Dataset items
◇ ◇ ◇ ◇

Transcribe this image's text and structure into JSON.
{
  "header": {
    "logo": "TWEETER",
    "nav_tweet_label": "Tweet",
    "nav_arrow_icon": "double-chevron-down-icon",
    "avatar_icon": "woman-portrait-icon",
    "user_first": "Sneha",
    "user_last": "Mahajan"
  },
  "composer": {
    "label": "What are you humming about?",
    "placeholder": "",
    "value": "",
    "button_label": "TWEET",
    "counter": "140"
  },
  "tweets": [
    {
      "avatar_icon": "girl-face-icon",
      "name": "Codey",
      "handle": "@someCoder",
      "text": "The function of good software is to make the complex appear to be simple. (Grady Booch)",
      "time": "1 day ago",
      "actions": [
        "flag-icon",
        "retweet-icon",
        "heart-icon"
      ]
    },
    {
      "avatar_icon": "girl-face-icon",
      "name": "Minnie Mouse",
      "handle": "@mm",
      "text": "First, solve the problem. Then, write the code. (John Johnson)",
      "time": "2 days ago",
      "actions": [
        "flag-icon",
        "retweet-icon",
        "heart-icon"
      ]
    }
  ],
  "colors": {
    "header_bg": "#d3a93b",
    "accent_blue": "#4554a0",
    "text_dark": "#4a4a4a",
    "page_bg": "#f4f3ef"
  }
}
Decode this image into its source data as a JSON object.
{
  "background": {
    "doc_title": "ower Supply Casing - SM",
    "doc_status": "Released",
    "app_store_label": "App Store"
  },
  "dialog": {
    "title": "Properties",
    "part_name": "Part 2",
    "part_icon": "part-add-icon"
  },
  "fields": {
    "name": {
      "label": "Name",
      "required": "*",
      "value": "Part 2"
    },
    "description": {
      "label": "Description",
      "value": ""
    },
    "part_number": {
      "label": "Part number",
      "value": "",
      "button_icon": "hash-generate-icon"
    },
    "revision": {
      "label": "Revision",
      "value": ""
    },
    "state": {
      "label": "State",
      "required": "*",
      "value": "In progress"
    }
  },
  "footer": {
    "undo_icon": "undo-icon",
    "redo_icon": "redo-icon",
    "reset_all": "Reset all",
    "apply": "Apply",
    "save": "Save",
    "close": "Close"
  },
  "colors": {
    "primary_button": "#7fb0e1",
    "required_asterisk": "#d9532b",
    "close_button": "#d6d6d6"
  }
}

◇ ◇ ◇ ◇

**Set task:**
Using the material above, report each line where "value" occurs.

**Output for this exercise:**
    "value": "",
      "value": "Part 2"
      "value": ""
      "value": "",
      "value": ""
      "value": "In progress"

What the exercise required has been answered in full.